Supplied entries -
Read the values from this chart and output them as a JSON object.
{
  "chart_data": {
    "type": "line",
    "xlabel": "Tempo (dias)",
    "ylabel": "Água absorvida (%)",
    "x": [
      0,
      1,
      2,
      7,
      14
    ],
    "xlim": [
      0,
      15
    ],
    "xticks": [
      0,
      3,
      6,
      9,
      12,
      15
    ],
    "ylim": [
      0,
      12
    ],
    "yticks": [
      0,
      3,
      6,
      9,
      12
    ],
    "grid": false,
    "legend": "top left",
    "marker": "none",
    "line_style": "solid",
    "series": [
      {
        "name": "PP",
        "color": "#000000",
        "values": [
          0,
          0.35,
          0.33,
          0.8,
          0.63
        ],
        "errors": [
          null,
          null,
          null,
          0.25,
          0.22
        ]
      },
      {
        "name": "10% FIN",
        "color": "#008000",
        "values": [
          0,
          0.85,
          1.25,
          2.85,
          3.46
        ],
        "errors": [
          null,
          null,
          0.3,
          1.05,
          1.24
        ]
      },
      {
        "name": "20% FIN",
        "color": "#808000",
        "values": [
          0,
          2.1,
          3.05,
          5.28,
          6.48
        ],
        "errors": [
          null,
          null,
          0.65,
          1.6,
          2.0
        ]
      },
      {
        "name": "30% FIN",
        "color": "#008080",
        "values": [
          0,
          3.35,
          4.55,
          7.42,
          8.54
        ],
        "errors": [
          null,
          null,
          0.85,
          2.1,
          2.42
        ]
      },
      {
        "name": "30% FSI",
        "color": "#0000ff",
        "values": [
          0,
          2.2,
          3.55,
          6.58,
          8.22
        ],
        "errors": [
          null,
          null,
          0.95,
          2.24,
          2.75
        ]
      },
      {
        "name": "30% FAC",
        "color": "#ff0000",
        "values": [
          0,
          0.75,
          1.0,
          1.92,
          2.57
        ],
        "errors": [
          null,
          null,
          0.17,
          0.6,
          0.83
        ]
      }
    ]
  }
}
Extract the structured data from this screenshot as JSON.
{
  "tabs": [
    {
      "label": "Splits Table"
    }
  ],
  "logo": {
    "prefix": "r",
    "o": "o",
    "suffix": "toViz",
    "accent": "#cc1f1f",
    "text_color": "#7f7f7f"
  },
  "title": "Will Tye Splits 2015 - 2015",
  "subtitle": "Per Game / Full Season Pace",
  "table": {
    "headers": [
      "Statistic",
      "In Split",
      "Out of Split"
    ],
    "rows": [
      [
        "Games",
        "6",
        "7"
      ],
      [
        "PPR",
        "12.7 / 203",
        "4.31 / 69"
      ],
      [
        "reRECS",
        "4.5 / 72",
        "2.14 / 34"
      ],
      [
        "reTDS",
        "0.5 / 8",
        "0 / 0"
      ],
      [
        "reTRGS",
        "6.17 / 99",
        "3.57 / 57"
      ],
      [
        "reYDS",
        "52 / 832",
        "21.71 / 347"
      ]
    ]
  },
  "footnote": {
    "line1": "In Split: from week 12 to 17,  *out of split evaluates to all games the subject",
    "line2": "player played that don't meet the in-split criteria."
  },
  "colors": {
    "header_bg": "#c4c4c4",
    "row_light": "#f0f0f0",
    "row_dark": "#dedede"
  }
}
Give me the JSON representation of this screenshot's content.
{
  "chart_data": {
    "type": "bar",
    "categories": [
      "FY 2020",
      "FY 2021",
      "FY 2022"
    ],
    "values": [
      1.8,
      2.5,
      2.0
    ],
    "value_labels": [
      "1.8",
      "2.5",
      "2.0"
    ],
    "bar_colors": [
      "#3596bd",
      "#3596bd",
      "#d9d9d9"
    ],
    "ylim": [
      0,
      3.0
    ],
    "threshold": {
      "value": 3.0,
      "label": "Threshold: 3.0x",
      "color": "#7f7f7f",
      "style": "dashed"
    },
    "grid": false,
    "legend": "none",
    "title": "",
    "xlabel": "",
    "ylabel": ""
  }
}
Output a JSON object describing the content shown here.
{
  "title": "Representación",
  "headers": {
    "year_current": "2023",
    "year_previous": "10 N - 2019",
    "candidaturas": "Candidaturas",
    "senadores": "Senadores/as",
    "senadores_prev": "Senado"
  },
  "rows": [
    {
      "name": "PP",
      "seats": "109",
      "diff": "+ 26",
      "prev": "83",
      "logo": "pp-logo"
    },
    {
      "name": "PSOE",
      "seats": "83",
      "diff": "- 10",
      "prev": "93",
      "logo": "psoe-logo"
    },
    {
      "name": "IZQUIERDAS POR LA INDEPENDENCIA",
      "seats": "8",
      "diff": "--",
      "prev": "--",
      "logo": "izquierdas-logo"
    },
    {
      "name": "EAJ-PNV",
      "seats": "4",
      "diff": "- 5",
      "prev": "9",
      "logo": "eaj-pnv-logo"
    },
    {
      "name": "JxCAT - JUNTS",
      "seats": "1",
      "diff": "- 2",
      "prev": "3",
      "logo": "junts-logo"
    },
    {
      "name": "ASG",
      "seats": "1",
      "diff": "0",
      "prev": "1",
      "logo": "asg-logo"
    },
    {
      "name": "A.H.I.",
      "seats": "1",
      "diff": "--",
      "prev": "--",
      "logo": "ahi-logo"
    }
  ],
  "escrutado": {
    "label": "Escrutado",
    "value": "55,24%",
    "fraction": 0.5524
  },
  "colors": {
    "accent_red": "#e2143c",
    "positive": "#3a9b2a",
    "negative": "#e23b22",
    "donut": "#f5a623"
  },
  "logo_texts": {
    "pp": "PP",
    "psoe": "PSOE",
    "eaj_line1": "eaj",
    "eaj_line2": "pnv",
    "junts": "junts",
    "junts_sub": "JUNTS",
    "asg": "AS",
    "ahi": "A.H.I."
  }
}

To be done -
Show every line where the string "this" appears.

Solved exercise -
Read the values from this chart and output them as a JSON object.
Extract the structured data from this screenshot as JSON.
Give me the JSON representation of this screenshot's content.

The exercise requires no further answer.